■ Aim of the task ■
Copy each line from the listing below where the word "this" shows up.

■ Supplied material ■
>>>>
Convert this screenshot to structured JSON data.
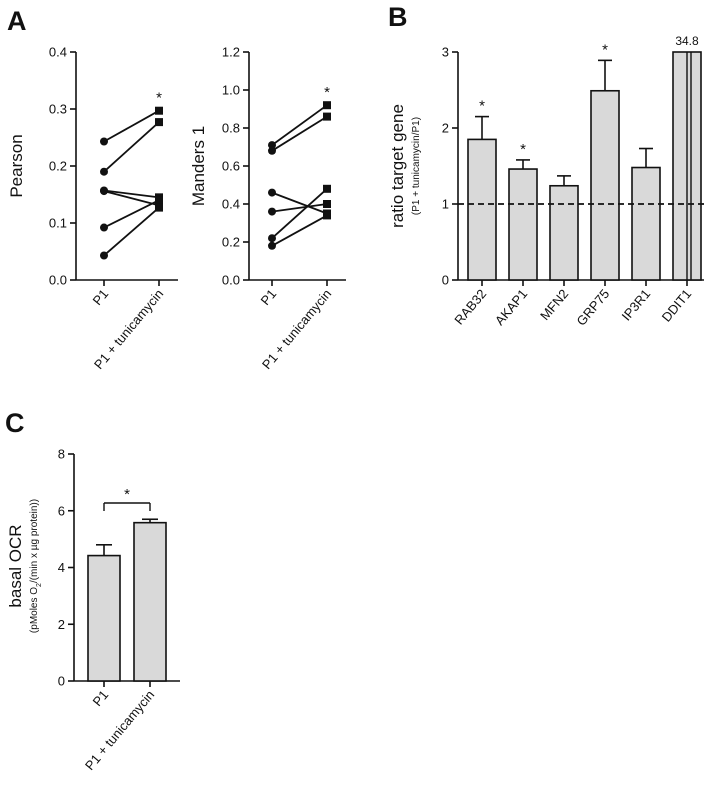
{
  "panel_labels": {
    "a": "A",
    "b": "B",
    "c": "C"
  },
  "colors": {
    "bar_fill": "#d9d9d9",
    "ink": "#111111"
  },
  "chart_data": [
    {
      "id": "A1",
      "type": "scatter",
      "ylabel": "Pearson",
      "ylim": [
        0,
        0.4
      ],
      "yticks": [
        "0.0",
        "0.1",
        "0.2",
        "0.3",
        "0.4"
      ],
      "categories": [
        "P1",
        "P1 + tunicamycin"
      ],
      "significance": "*",
      "pairs": [
        {
          "before": 0.243,
          "after": 0.297
        },
        {
          "before": 0.19,
          "after": 0.277
        },
        {
          "before": 0.157,
          "after": 0.145
        },
        {
          "before": 0.156,
          "after": 0.131
        },
        {
          "before": 0.092,
          "after": 0.14
        },
        {
          "before": 0.043,
          "after": 0.127
        }
      ]
    },
    {
      "id": "A2",
      "type": "scatter",
      "ylabel": "Manders 1",
      "ylim": [
        0,
        1.2
      ],
      "yticks": [
        "0.0",
        "0.2",
        "0.4",
        "0.6",
        "0.8",
        "1.0",
        "1.2"
      ],
      "categories": [
        "P1",
        "P1 + tunicamycin"
      ],
      "significance": "*",
      "pairs": [
        {
          "before": 0.71,
          "after": 0.92
        },
        {
          "before": 0.68,
          "after": 0.86
        },
        {
          "before": 0.46,
          "after": 0.35
        },
        {
          "before": 0.36,
          "after": 0.4
        },
        {
          "before": 0.22,
          "after": 0.48
        },
        {
          "before": 0.18,
          "after": 0.34
        }
      ]
    },
    {
      "id": "B",
      "type": "bar",
      "ylabel": "ratio target gene",
      "ylabel_sub": "(P1 + tunicamycin/P1)",
      "ylim": [
        0,
        3
      ],
      "yticks": [
        "0",
        "1",
        "2",
        "3"
      ],
      "reference_line": 1,
      "categories": [
        "RAB32",
        "AKAP1",
        "MFN2",
        "GRP75",
        "IP3R1",
        "DDIT1"
      ],
      "values": [
        1.85,
        1.46,
        1.24,
        2.49,
        1.48,
        34.8
      ],
      "errors": [
        0.3,
        0.12,
        0.13,
        0.4,
        0.25,
        0
      ],
      "significant": [
        "*",
        "*",
        "",
        "*",
        "",
        ""
      ],
      "value_labels": [
        "",
        "",
        "",
        "",
        "",
        "34.8"
      ]
    },
    {
      "id": "C",
      "type": "bar",
      "ylabel": "basal OCR",
      "ylabel_sub_before": "(pMoles O",
      "ylabel_sub_subscript": "2",
      "ylabel_sub_after": "/(min x µg protein))",
      "ylim": [
        0,
        8
      ],
      "yticks": [
        "0",
        "2",
        "4",
        "6",
        "8"
      ],
      "categories": [
        "P1",
        "P1 + tunicamycin"
      ],
      "values": [
        4.42,
        5.58
      ],
      "errors": [
        0.38,
        0.12
      ],
      "significance": "*"
    }
  ]
}
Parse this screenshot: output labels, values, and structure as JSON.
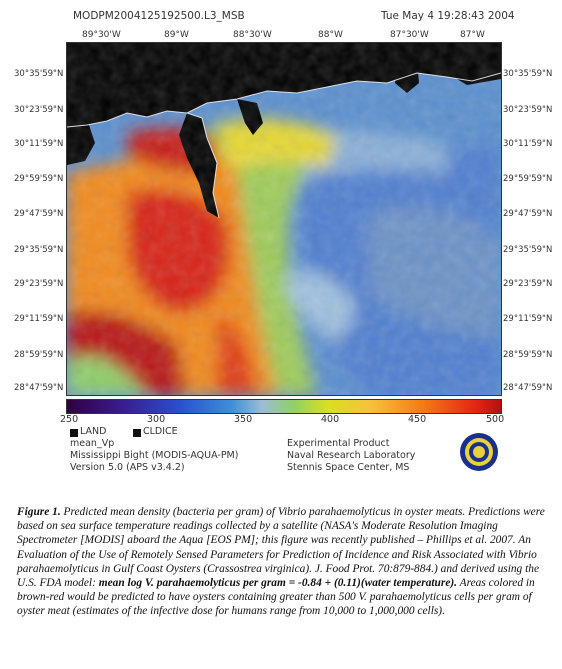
{
  "header": {
    "filename": "MODPM2004125192500.L3_MSB",
    "timestamp": "Tue May  4 19:28:43 2004"
  },
  "longitude_labels": [
    "89°30'W",
    "89°W",
    "88°30'W",
    "88°W",
    "87°30'W",
    "87°W"
  ],
  "latitude_labels": [
    "30°35'59\"N",
    "30°23'59\"N",
    "30°11'59\"N",
    "29°59'59\"N",
    "29°47'59\"N",
    "29°35'59\"N",
    "29°23'59\"N",
    "29°11'59\"N",
    "28°59'59\"N",
    "28°47'59\"N"
  ],
  "colorbar": {
    "ticks": [
      "250",
      "300",
      "350",
      "400",
      "450",
      "500"
    ]
  },
  "legend": {
    "land": "LAND",
    "cldice": "CLDICE"
  },
  "product": {
    "name": "mean_Vp",
    "region": "Mississippi Bight (MODIS-AQUA-PM)",
    "version": "Version 5.0 (APS v3.4.2)"
  },
  "lab": {
    "line1": "Experimental Product",
    "line2": "Naval Research Laboratory",
    "line3": "Stennis Space Center, MS"
  },
  "caption": {
    "label": "Figure 1.",
    "p1": " Predicted mean density (bacteria per gram) of Vibrio parahaemolyticus in oyster meats. Predictions were based on sea surface temperature readings collected by a satellite (NASA's Moderate Resolution Imaging Spectrometer [MODIS] aboard the Aqua [EOS PM]; this figure was recently published – Phillips et al. 2007. An Evaluation of the Use of Remotely Sensed Parameters for Prediction of Incidence and Risk Associated with Vibrio parahaemolyticus in Gulf Coast Oysters (Crassostrea virginica). J. Food Prot. 70:879-884.) and derived using the U.S. FDA model: ",
    "model": "mean log V. parahaemolyticus per gram = -0.84 + (0.11)(water temperature).",
    "p2": " Areas colored in brown-red would be predicted to have oysters containing greater than 500 V. parahaemolyticus cells per gram of oyster meat (estimates of the infective dose for humans range from 10,000 to 1,000,000 cells)."
  },
  "colors": {
    "land": "#000000",
    "high": "#b11212",
    "mid": "#f6c23a",
    "low": "#3e90d6"
  },
  "legend_icons": {
    "land": "black-square-icon",
    "cldice": "black-square-icon",
    "logo": "fda-seal-icon"
  }
}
<<<<
■ Answer area ■
Convert this screenshot to structured JSON data.
Parse this screenshot: output labels, values, and structure as JSON.
    "p1": " Predicted mean density (bacteria per gram) of Vibrio parahaemolyticus in oyster meats. Predictions were based on sea surface temperature readings collected by a satellite (NASA's Moderate Resolution Imaging Spectrometer [MODIS] aboard the Aqua [EOS PM]; this figure was recently published – Phillips et al. 2007. An Evaluation of the Use of Remotely Sensed Parameters for Prediction of Incidence and Risk Associated with Vibrio parahaemolyticus in Gulf Coast Oysters (Crassostrea virginica). J. Food Prot. 70:879-884.) and derived using the U.S. FDA model: ",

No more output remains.